__Set task__.
Every line that includes the word "xlabel" is to be listed.

__Records__.
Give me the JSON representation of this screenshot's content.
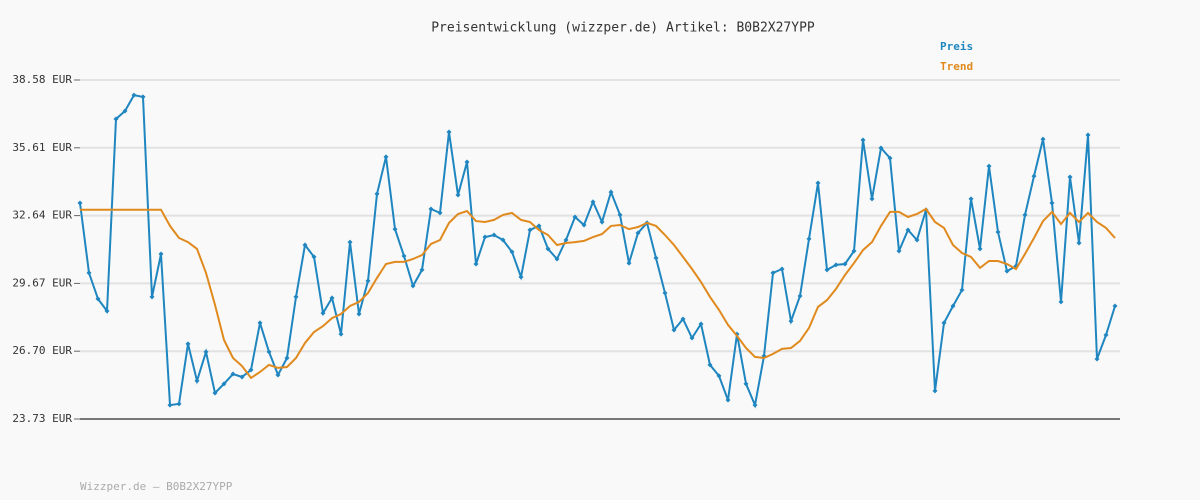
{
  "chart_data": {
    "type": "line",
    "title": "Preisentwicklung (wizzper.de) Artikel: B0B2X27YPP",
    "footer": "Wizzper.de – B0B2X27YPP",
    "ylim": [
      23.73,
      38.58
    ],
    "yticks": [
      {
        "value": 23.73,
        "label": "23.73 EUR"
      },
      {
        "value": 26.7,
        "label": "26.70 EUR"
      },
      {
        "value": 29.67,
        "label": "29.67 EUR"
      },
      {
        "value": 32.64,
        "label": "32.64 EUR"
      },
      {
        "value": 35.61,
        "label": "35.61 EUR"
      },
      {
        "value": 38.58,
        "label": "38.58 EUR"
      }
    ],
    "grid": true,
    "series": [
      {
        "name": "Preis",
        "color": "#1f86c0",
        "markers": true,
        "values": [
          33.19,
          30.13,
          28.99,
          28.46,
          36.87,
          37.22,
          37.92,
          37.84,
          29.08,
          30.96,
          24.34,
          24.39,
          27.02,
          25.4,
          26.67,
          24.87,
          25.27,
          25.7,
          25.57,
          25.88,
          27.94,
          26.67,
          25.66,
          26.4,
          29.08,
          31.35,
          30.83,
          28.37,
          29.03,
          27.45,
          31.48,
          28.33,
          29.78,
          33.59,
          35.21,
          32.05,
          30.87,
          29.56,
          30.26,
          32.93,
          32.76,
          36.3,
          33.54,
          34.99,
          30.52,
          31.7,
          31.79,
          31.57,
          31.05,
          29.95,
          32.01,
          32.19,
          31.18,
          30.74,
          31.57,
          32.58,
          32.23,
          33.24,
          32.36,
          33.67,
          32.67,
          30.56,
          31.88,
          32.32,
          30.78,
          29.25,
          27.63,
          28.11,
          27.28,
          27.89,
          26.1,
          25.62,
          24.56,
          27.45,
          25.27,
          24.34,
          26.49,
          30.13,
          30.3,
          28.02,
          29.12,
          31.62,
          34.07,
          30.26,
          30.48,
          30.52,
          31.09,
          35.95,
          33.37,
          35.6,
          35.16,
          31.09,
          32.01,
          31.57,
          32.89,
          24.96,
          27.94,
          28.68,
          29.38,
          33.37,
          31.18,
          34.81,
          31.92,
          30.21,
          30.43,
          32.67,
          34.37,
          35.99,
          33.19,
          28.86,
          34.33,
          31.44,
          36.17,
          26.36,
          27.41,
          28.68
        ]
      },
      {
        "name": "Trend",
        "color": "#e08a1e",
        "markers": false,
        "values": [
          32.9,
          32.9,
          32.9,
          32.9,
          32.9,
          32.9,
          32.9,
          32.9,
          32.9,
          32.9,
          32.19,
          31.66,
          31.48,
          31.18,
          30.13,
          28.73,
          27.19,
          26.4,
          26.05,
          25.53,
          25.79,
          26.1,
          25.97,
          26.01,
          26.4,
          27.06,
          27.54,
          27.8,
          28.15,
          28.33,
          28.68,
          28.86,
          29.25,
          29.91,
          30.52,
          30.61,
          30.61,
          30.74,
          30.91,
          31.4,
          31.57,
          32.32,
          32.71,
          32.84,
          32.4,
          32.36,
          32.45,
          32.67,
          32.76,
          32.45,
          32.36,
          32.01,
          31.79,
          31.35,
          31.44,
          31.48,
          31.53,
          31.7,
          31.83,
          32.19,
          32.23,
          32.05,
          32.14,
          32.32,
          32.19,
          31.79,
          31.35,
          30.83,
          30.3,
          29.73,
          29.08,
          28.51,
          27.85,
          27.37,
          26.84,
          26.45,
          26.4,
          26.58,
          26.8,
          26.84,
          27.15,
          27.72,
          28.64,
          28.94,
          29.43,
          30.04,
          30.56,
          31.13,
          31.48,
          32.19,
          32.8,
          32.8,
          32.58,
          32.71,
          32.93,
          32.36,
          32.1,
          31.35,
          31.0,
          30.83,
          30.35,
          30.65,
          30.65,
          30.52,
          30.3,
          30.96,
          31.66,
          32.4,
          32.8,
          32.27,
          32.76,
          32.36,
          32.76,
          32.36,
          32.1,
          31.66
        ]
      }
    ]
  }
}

* * *

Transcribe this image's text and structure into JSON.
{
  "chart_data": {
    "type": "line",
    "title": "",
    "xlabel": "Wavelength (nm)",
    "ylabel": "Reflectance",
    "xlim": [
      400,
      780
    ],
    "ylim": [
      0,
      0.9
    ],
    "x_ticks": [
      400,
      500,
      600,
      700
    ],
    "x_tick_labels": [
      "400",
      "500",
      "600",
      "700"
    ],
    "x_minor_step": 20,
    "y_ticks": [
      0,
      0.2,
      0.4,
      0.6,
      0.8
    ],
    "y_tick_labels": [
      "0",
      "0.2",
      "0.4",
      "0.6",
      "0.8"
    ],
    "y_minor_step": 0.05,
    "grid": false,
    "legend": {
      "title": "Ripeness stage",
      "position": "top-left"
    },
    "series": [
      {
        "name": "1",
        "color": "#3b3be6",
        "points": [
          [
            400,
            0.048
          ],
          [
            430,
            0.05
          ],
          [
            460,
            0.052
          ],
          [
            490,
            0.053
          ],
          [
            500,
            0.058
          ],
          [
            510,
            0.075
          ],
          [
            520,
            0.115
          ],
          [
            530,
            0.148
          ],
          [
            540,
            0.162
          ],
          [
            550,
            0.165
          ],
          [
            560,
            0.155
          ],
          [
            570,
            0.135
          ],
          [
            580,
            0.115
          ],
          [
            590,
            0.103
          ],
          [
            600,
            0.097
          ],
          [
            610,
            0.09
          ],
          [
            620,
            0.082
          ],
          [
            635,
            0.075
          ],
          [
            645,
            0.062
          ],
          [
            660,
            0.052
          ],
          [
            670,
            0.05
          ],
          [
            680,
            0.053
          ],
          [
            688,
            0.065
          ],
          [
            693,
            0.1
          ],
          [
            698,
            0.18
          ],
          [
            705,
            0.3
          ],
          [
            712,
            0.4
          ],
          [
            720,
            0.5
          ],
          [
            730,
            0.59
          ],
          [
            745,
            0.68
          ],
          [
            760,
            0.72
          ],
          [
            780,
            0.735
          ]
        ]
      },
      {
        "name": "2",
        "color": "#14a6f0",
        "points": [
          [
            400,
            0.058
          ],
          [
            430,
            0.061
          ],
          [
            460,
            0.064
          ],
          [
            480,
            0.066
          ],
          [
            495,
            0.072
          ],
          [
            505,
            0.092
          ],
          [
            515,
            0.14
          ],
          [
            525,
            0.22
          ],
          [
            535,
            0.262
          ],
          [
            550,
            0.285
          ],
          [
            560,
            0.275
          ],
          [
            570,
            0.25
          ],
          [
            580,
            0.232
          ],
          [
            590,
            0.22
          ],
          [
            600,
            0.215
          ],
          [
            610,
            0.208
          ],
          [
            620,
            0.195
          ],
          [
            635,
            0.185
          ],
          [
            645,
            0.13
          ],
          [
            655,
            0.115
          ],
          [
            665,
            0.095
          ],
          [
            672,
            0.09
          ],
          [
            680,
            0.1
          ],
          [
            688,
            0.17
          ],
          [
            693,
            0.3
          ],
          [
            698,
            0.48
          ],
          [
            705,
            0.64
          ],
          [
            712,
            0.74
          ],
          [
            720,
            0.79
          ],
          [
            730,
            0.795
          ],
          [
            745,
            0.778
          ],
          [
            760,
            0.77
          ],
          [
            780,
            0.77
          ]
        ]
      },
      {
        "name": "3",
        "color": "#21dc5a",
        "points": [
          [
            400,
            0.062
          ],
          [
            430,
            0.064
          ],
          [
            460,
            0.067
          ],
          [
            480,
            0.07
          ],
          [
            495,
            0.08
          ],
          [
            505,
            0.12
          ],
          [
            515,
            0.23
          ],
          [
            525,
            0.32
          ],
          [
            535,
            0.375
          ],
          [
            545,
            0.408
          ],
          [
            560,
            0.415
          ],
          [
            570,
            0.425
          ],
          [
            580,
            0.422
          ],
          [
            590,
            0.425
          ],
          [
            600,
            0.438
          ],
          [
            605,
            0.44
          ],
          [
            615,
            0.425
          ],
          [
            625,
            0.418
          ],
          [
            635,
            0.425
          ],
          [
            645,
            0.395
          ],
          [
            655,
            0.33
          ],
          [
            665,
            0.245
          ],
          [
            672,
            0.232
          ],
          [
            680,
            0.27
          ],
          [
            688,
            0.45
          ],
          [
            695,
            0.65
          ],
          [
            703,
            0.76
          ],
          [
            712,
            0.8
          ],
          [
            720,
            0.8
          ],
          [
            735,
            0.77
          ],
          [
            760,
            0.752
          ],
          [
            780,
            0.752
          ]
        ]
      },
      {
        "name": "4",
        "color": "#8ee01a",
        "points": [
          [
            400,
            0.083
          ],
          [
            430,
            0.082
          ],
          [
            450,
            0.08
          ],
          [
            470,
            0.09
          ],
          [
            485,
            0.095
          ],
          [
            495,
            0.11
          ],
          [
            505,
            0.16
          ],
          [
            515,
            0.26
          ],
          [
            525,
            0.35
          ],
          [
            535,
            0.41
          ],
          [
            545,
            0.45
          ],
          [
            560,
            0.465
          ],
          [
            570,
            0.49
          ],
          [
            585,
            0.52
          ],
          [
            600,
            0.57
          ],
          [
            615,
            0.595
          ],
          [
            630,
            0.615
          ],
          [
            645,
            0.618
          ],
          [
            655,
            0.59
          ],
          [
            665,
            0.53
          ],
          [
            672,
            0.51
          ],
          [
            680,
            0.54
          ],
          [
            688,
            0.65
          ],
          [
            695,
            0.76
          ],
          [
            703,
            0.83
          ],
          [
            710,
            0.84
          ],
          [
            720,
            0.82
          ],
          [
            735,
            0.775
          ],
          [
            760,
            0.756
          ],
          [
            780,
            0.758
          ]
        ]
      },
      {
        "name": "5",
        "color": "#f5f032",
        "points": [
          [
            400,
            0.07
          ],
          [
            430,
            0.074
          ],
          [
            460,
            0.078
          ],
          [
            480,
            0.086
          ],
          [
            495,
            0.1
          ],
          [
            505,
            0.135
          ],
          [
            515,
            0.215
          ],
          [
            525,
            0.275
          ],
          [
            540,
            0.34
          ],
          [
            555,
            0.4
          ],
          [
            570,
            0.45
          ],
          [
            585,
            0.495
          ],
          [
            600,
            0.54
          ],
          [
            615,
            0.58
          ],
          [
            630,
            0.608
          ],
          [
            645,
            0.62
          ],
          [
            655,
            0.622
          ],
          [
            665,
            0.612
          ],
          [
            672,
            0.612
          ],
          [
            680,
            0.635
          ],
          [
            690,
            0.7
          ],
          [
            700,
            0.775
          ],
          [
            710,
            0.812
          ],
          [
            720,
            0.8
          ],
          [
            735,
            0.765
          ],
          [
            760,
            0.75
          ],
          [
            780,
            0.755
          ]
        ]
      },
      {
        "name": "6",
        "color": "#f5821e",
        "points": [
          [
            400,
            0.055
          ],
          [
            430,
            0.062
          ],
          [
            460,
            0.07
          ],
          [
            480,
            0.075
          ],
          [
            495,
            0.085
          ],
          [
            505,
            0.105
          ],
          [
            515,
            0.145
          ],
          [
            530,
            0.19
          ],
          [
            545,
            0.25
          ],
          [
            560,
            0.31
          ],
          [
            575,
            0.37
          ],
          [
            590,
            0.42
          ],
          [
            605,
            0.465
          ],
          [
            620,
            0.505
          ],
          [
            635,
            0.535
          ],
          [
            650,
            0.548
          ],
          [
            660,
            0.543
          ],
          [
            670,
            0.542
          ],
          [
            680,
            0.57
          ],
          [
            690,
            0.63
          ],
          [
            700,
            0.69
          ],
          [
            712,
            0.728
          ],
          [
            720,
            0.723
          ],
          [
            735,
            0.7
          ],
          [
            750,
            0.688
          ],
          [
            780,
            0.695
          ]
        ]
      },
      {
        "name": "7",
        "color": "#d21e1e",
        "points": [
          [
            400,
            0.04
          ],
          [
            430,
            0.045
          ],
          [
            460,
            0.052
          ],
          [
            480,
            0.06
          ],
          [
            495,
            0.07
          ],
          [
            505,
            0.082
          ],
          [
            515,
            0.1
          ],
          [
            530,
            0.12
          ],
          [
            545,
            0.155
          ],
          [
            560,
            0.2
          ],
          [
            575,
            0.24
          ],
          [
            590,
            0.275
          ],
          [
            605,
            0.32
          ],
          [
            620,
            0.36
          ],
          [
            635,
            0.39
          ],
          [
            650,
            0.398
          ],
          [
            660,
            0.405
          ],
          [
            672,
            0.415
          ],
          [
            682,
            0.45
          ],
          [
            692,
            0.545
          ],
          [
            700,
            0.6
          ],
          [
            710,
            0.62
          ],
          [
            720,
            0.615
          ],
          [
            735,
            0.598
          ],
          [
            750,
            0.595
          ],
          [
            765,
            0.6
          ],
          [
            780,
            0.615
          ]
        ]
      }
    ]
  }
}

--

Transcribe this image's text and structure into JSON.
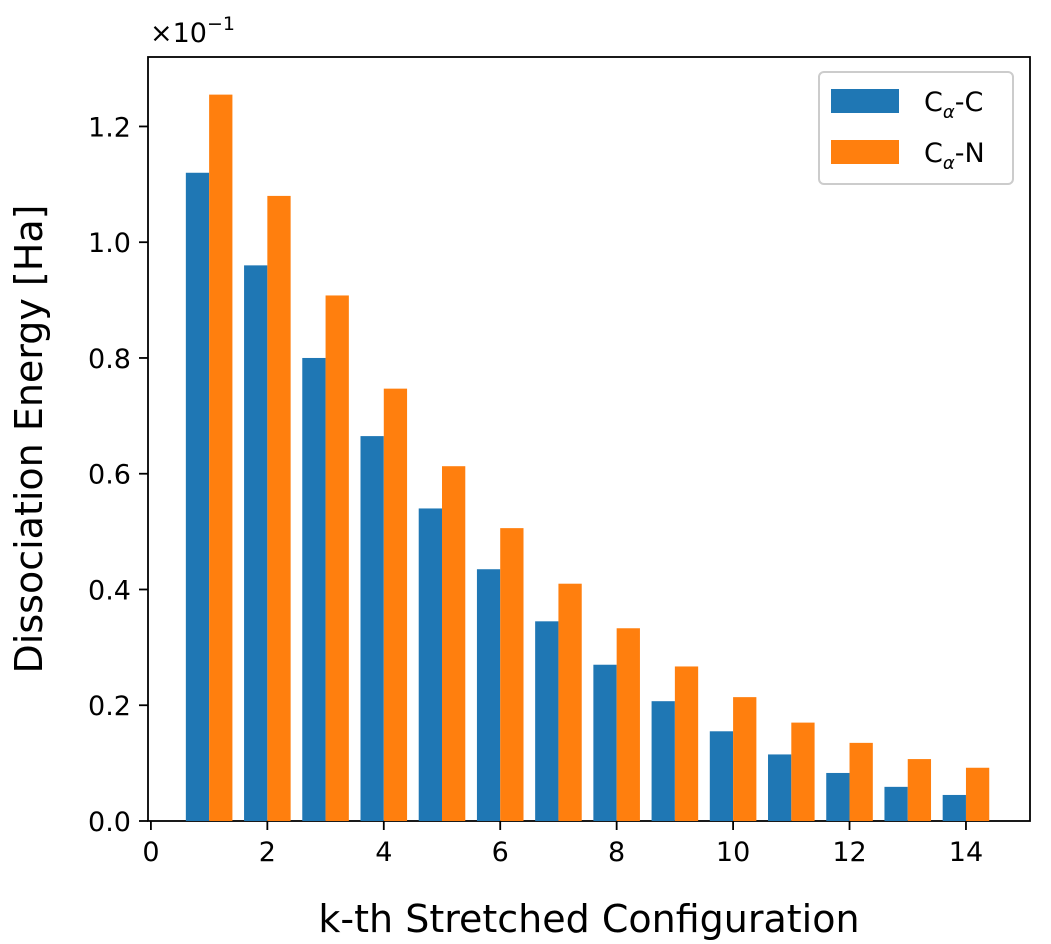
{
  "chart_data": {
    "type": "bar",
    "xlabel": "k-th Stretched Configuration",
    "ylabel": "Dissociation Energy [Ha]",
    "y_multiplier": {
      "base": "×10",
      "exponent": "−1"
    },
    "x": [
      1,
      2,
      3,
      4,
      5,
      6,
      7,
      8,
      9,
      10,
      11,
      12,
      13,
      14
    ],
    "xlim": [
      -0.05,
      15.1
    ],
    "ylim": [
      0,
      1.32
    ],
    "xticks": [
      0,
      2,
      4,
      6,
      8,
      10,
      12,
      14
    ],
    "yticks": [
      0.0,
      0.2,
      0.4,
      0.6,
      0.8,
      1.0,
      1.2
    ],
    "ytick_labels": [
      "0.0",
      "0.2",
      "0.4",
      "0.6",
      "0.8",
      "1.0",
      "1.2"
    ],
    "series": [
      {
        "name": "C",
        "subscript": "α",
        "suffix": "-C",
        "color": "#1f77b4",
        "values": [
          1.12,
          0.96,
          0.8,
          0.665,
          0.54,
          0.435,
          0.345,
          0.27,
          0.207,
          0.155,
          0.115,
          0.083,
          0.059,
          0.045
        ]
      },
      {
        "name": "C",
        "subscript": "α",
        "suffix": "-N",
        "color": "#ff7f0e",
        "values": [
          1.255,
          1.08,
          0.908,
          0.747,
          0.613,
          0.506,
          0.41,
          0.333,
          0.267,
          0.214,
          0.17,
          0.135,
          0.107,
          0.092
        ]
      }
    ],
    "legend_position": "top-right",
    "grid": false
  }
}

__Expected answer__.
    "xlabel": "Wavelength (nm)",
    "xlabel": "k-th Stretched Configuration",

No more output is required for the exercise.